:: TASK INSTRUCTIONS ::
Put the lines of the records below, from the first one through the line that contains "coastline-west — [180, 509, 197, 597]", into a JSON list of strings with one string per line and no blank lines. Include only those lines.

Excerpts from a layout annotation set:
● ● ● ● ●
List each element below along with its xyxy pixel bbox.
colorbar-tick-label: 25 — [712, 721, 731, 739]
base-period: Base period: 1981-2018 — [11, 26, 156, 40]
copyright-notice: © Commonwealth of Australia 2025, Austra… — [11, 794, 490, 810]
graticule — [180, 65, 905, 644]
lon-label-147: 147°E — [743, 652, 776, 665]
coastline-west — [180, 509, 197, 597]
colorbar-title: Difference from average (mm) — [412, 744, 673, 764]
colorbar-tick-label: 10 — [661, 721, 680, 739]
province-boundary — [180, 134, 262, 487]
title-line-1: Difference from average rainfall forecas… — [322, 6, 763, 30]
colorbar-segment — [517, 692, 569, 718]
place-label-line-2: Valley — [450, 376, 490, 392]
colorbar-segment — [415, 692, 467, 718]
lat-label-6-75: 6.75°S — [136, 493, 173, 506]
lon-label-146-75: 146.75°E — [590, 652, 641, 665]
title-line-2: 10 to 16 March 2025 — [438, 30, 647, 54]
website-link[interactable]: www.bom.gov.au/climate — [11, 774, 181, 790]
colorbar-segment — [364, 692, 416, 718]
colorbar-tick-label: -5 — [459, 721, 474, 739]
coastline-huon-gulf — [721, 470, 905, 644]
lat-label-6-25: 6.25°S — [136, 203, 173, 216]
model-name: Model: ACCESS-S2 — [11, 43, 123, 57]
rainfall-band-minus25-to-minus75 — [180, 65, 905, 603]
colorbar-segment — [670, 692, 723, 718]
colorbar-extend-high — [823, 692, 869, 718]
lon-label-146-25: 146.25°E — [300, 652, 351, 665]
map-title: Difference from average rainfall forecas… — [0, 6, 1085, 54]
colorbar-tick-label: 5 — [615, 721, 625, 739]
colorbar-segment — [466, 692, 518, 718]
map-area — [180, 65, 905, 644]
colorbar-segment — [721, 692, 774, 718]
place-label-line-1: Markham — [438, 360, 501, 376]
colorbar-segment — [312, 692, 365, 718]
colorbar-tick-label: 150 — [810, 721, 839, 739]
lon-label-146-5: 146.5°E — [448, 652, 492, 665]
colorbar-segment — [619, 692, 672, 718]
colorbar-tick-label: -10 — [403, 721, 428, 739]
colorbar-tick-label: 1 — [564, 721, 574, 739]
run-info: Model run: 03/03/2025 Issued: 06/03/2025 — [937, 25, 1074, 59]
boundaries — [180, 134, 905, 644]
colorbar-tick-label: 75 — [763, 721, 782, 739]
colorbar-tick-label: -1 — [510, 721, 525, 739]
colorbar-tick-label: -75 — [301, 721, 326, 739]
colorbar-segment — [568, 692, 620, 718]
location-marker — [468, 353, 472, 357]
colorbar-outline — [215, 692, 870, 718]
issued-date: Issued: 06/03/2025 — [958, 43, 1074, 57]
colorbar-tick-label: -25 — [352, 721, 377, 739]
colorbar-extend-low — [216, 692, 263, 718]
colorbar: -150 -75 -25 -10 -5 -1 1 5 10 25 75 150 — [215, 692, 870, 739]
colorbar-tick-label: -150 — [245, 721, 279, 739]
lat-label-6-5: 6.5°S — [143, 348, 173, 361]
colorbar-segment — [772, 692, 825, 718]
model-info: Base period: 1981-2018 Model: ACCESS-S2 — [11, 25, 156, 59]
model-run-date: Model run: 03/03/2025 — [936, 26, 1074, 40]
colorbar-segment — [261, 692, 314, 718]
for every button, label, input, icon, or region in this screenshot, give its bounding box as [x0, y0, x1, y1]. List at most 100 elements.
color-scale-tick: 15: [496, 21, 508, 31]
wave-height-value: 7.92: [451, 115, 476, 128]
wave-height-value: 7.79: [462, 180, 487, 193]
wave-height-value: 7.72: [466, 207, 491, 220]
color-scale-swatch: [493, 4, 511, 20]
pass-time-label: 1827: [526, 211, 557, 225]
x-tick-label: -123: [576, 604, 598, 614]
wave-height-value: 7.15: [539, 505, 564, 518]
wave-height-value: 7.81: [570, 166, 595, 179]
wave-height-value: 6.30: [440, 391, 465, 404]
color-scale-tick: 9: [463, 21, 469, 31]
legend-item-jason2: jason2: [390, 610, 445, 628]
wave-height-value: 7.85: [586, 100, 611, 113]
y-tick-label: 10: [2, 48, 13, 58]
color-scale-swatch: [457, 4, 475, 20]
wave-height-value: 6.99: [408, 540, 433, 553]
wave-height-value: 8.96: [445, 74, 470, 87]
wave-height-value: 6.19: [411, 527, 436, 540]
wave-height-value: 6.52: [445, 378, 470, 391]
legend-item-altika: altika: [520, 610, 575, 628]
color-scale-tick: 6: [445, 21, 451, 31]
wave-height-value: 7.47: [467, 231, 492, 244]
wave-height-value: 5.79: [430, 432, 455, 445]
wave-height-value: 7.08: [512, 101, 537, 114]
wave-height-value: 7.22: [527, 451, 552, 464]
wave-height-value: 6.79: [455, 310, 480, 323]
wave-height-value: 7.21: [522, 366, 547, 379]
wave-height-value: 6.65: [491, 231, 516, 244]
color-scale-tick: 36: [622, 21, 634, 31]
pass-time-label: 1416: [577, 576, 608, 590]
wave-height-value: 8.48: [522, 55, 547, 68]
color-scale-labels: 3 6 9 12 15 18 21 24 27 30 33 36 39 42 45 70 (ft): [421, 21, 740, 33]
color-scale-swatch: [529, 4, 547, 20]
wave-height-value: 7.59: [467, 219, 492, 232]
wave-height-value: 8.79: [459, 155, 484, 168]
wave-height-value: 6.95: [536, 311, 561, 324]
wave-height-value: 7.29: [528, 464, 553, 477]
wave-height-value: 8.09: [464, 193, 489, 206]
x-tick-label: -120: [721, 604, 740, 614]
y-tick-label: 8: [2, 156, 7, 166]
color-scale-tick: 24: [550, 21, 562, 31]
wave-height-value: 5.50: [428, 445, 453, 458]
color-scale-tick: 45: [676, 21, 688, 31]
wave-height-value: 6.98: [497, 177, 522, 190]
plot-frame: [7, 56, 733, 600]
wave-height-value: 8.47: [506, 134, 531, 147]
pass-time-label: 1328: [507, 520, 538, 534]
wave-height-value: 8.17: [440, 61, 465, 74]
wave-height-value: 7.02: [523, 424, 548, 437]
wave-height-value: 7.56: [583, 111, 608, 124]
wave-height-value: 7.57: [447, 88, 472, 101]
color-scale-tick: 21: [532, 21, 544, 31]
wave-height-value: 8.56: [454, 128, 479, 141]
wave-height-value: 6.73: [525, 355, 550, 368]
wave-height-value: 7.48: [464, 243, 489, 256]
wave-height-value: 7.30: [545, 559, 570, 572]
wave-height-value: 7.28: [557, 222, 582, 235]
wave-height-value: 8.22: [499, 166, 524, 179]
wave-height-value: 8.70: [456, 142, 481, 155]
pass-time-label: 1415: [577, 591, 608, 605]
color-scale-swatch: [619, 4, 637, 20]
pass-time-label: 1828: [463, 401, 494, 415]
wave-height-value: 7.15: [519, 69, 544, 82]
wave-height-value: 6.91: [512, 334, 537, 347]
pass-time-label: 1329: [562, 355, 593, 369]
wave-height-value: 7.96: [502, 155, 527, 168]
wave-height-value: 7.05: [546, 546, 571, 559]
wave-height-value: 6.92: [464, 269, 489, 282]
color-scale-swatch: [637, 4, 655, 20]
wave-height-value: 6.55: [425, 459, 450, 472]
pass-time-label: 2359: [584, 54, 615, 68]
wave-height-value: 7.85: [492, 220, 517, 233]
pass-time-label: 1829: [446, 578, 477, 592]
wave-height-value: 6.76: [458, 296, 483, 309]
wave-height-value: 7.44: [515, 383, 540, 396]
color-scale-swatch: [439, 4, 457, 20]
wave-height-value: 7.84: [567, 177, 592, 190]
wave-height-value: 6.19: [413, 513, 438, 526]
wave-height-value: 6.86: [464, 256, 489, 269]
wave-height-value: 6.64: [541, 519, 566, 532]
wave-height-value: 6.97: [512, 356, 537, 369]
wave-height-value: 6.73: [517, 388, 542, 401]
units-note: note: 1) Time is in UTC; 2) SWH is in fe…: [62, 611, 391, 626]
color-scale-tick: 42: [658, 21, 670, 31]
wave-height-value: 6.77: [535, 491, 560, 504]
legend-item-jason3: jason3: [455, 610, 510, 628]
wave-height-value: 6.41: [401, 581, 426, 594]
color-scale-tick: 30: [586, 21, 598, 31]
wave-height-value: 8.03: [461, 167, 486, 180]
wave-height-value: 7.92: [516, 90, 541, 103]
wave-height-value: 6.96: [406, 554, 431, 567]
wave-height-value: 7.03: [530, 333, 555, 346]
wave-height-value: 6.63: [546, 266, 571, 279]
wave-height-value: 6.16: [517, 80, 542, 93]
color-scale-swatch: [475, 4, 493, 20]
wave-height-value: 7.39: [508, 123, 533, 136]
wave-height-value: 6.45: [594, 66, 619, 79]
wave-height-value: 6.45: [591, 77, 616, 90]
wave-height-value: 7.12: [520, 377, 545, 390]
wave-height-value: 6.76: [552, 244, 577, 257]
● ● ● ● ●
:: TASK SOLUTION ::
[
  "List each element below along with its xyxy pixel bbox.",
  "colorbar-tick-label: 25 — [712, 721, 731, 739]",
  "base-period: Base period: 1981-2018 — [11, 26, 156, 40]",
  "copyright-notice: © Commonwealth of Australia 2025, Austra… — [11, 794, 490, 810]",
  "graticule — [180, 65, 905, 644]",
  "lon-label-147: 147°E — [743, 652, 776, 665]",
  "coastline-west — [180, 509, 197, 597]"
]